§ Task directions: Quote the listing below in its entirety, omitting every image.

———

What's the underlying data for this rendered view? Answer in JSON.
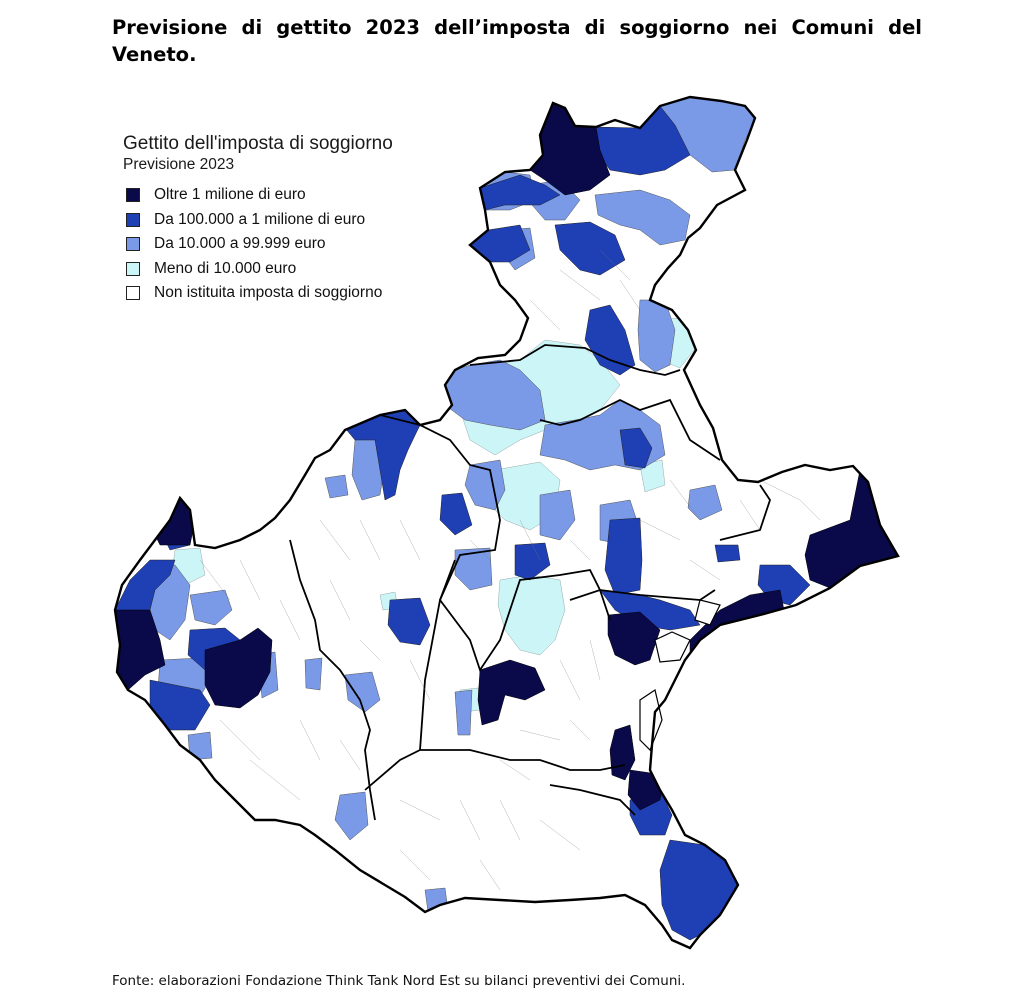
{
  "title": "Previsione di gettito 2023 dell’imposta di soggiorno nei Comuni del Veneto.",
  "legend": {
    "title": "Gettito dell'imposta di soggiorno",
    "subtitle": "Previsione 2023",
    "items": [
      {
        "label": "Oltre 1 milione di euro",
        "color": "#0a0a4a"
      },
      {
        "label": "Da 100.000 a 1 milione di euro",
        "color": "#1f3fb4"
      },
      {
        "label": "Da 10.000 a 99.999 euro",
        "color": "#7a9ae8"
      },
      {
        "label": "Meno di 10.000 euro",
        "color": "#ccf5f8"
      },
      {
        "label": "Non istituita imposta di soggiorno",
        "color": "#ffffff"
      }
    ]
  },
  "source": "Fonte: elaborazioni Fondazione Think Tank Nord Est su bilanci preventivi dei Comuni."
}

———

§ Solution to the exercise:
What's the underlying data for this rendered view? Answer in JSON.
{
  "title": "Previsione di gettito 2023 dell’imposta di soggiorno nei Comuni del Veneto.",
  "legend": {
    "title": "Gettito dell'imposta di soggiorno",
    "subtitle": "Previsione 2023",
    "items": [
      {
        "label": "Oltre 1 milione di euro",
        "color": "#0a0a4a"
      },
      {
        "label": "Da 100.000 a 1 milione di euro",
        "color": "#1f3fb4"
      },
      {
        "label": "Da 10.000 a 99.999 euro",
        "color": "#7a9ae8"
      },
      {
        "label": "Meno di 10.000 euro",
        "color": "#ccf5f8"
      },
      {
        "label": "Non istituita imposta di soggiorno",
        "color": "#ffffff"
      }
    ]
  },
  "source": "Fonte: elaborazioni Fondazione Think Tank Nord Est su bilanci preventivi dei Comuni."
}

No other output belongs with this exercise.